(Entries taken from a collection)
--
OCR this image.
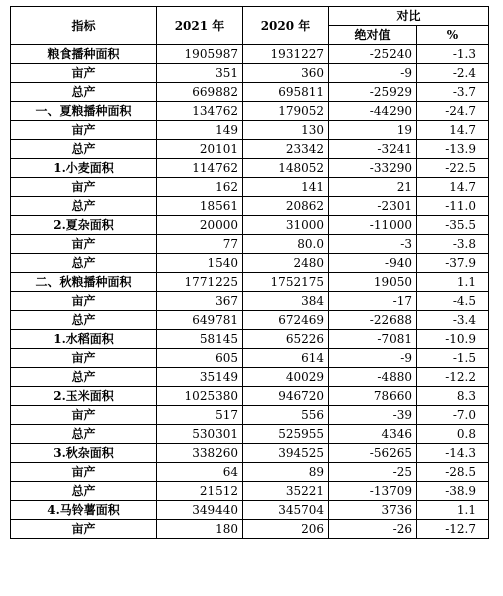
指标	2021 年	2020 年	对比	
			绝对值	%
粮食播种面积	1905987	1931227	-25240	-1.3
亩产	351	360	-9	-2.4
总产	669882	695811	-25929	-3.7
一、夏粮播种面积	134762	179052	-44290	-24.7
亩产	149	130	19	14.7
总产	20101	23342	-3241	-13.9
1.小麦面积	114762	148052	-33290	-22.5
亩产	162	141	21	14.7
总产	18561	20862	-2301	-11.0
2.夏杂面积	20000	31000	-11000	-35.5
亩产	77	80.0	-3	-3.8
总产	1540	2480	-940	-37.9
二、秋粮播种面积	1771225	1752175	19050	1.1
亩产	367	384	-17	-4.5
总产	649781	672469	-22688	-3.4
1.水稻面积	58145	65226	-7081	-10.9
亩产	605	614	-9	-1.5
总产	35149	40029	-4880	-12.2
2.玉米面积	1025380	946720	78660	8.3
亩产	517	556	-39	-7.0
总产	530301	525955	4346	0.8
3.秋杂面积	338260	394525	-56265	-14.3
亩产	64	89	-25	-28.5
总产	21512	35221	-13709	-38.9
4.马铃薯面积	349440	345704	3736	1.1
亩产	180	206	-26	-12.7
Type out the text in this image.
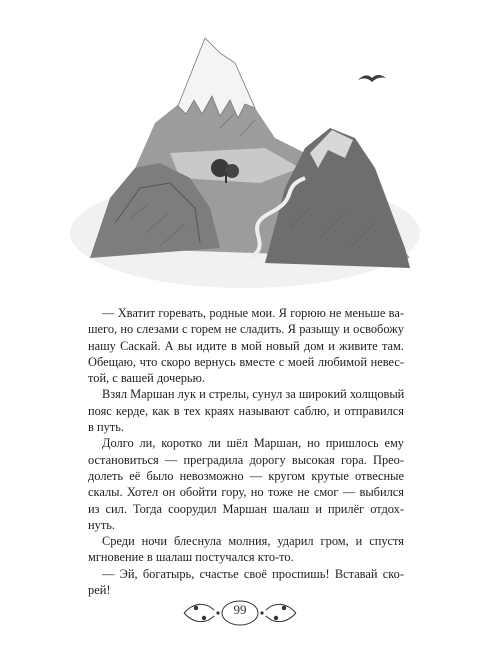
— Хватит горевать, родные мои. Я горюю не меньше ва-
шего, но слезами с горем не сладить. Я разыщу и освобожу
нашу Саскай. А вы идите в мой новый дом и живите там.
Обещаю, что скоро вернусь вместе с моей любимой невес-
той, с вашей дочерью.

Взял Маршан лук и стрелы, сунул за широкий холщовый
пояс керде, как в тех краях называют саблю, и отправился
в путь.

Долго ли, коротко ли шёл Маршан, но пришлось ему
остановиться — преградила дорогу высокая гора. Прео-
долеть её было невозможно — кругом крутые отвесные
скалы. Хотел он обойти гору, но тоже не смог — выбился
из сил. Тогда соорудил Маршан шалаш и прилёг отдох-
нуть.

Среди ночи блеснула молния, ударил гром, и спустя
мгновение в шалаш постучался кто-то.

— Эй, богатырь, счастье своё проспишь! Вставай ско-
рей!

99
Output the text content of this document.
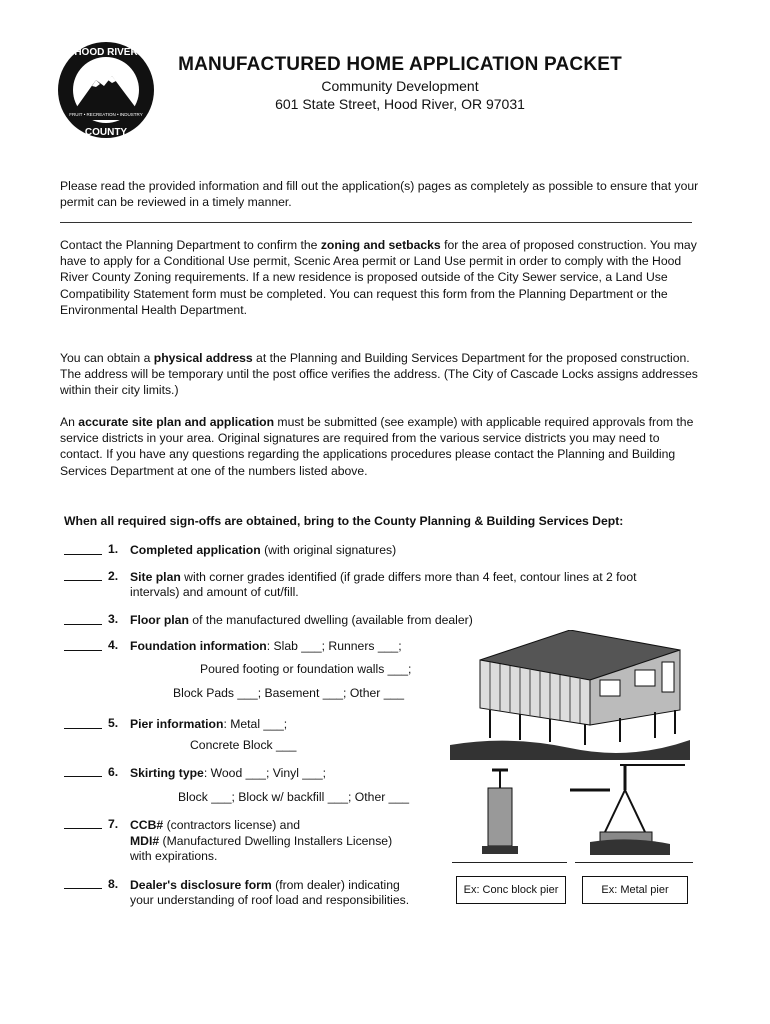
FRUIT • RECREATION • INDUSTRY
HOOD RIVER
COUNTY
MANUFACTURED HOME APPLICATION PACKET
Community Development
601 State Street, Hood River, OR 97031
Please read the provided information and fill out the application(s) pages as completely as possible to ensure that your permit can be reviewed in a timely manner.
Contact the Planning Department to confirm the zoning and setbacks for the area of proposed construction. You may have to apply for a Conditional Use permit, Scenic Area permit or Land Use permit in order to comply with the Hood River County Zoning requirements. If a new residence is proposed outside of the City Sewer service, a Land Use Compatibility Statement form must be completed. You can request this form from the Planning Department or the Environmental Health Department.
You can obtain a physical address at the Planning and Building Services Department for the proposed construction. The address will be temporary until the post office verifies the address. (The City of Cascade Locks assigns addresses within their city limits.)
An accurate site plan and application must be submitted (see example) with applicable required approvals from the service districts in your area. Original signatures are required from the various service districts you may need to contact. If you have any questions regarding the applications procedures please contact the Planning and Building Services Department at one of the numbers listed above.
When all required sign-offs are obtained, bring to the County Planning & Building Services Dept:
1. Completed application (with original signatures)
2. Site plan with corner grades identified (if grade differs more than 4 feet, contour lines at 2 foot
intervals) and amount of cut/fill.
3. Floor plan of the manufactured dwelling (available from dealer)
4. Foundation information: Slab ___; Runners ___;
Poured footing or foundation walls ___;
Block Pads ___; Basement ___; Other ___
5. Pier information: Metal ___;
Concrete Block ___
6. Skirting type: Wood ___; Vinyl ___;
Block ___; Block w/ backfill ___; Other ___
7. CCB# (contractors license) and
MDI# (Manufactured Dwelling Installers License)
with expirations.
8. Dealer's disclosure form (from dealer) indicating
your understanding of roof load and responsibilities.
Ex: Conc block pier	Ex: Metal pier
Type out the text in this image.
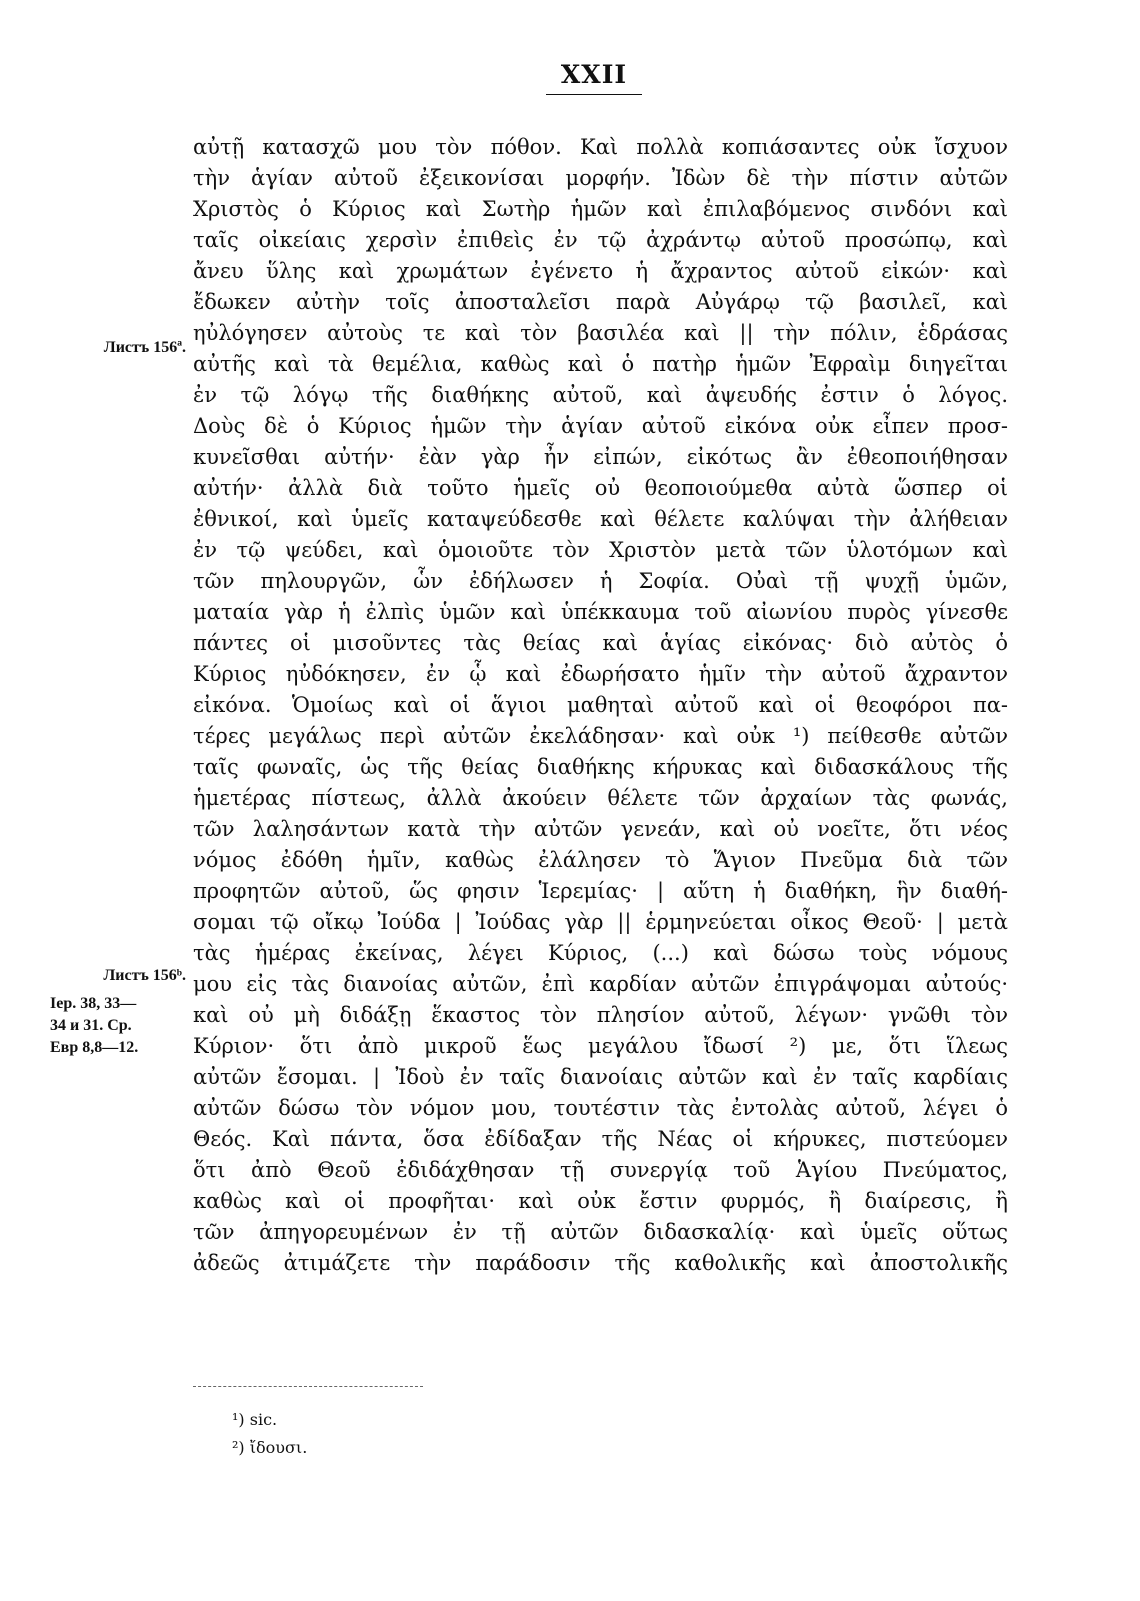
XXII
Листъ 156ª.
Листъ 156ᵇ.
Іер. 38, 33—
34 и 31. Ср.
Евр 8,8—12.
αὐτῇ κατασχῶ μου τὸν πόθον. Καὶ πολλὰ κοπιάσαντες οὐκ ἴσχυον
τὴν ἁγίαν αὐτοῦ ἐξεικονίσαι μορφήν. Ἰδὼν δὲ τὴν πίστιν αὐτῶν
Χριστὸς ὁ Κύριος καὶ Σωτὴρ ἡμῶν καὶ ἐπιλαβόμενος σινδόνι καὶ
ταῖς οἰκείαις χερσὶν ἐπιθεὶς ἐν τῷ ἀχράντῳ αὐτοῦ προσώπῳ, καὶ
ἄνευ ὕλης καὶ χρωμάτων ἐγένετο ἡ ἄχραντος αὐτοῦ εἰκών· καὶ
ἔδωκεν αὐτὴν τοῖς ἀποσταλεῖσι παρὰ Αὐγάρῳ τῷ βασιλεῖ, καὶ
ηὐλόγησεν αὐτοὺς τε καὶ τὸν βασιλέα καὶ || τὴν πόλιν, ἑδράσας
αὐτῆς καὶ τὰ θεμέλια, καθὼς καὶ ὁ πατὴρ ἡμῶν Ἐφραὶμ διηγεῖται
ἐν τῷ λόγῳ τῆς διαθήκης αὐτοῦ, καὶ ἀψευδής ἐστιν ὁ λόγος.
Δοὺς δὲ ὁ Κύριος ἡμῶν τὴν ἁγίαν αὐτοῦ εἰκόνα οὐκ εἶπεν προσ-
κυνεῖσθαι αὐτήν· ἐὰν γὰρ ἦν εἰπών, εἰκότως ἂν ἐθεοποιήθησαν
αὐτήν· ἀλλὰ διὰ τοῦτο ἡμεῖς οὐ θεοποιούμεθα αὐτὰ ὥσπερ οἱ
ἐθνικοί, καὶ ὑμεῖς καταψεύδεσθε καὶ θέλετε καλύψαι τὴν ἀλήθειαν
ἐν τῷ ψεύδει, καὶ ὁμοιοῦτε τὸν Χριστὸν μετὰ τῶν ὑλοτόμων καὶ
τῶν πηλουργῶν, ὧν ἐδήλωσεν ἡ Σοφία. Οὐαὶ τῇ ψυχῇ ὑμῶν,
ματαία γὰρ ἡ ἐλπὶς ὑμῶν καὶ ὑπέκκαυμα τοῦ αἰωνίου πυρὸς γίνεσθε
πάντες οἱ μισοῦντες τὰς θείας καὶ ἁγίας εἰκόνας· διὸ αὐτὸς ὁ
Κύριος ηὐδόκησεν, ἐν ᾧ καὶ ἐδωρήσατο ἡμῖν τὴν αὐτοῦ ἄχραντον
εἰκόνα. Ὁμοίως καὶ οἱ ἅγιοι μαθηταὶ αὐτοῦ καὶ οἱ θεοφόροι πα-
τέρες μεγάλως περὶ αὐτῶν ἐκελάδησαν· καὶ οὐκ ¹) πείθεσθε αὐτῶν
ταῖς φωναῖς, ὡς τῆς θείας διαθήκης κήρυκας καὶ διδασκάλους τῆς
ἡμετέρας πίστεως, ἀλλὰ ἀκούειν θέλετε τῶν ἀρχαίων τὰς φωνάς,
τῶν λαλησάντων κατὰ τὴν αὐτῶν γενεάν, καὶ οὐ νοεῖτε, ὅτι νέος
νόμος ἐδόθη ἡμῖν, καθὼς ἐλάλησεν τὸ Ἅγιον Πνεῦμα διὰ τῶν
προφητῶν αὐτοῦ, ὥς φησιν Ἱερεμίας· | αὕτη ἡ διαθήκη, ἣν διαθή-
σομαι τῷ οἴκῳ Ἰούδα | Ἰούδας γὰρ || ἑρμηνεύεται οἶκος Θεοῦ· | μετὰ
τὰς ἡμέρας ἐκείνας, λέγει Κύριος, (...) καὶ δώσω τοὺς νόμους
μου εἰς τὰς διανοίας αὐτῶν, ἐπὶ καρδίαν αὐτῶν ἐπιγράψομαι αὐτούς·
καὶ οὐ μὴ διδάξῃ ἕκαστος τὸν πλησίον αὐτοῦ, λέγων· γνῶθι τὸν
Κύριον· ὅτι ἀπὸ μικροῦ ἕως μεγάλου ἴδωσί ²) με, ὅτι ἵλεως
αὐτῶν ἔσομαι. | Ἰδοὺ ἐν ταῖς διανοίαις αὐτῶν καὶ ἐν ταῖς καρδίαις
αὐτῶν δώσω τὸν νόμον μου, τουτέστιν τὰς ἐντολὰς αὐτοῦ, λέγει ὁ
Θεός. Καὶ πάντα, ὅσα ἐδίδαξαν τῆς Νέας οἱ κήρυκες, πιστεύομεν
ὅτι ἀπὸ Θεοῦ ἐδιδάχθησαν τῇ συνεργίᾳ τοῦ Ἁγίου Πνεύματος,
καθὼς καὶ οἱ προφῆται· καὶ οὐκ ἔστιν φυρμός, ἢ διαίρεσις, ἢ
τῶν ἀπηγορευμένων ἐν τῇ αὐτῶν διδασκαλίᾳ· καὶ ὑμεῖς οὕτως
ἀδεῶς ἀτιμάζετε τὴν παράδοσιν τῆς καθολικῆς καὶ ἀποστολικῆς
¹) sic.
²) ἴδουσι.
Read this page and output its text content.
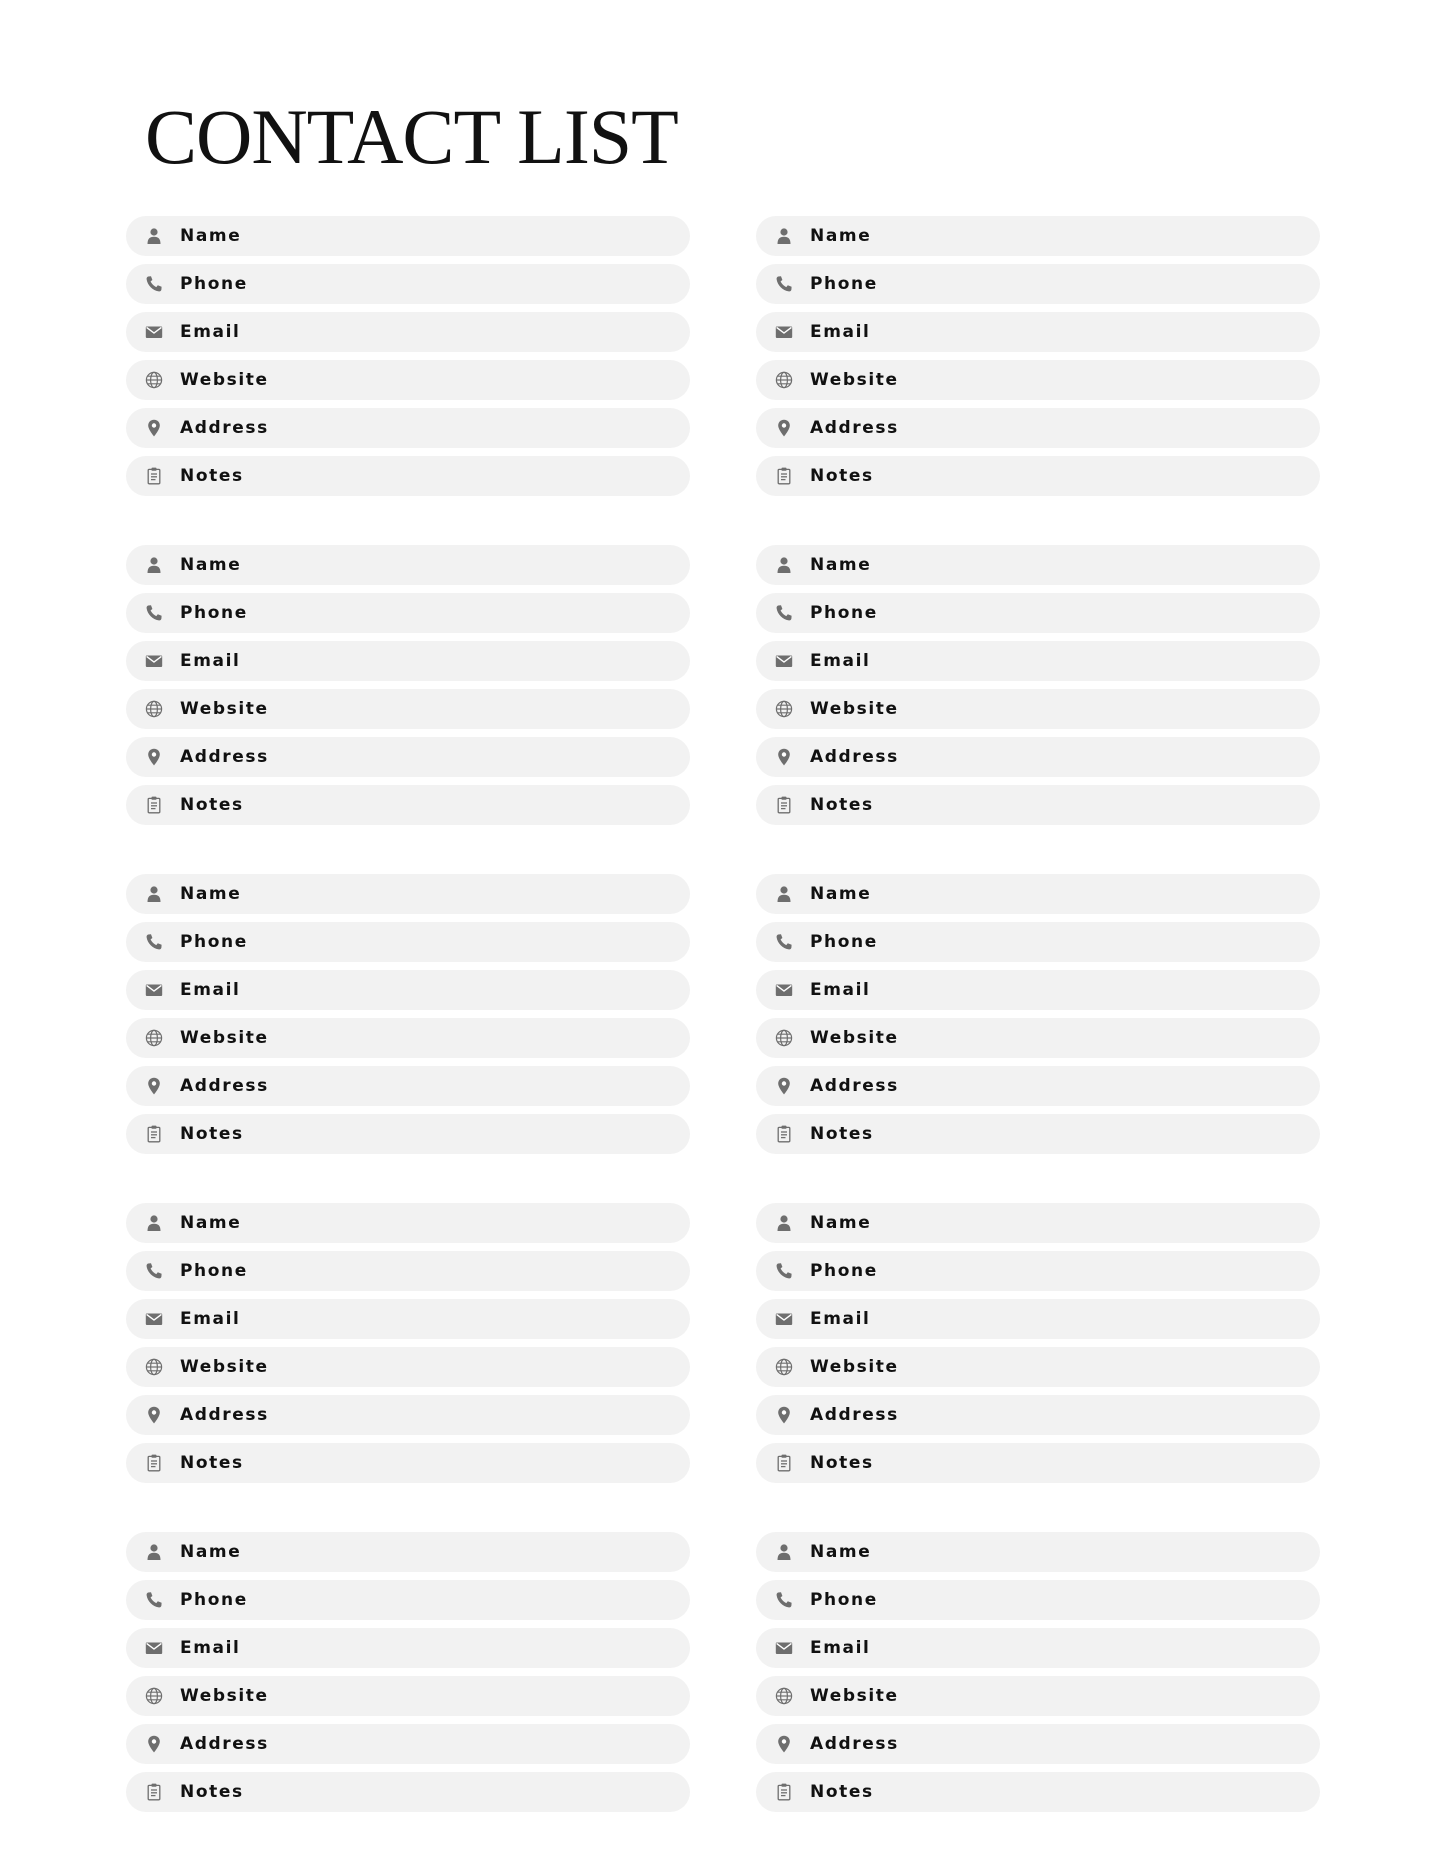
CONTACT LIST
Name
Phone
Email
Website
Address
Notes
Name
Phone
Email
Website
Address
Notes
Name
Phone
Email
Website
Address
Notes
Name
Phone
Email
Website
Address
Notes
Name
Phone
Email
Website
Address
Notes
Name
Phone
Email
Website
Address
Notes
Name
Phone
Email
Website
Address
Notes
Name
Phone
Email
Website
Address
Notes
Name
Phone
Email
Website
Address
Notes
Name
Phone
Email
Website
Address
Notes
--
◆ **STATED TASK**: Copy out every line of the data that includes "construction".

◆ **FULL OUTPUT**:
Contact the Planning Department to confirm the zoning and setbacks for the area of proposed construction. You may have to apply for a Conditional Use permit, Scenic Area permit or Land Use permit in order to comply with the Hood River County Zoning requirements. If a new residence is proposed outside of the City Sewer service, a Land Use Compatibility Statement form must be completed. You can request this form from the Planning Department or the Environmental Health Department.
You can obtain a physical address at the Planning and Building Services Department for the proposed construction. The address will be temporary until the post office verifies the address. (The City of Cascade Locks assigns addresses within their city limits.)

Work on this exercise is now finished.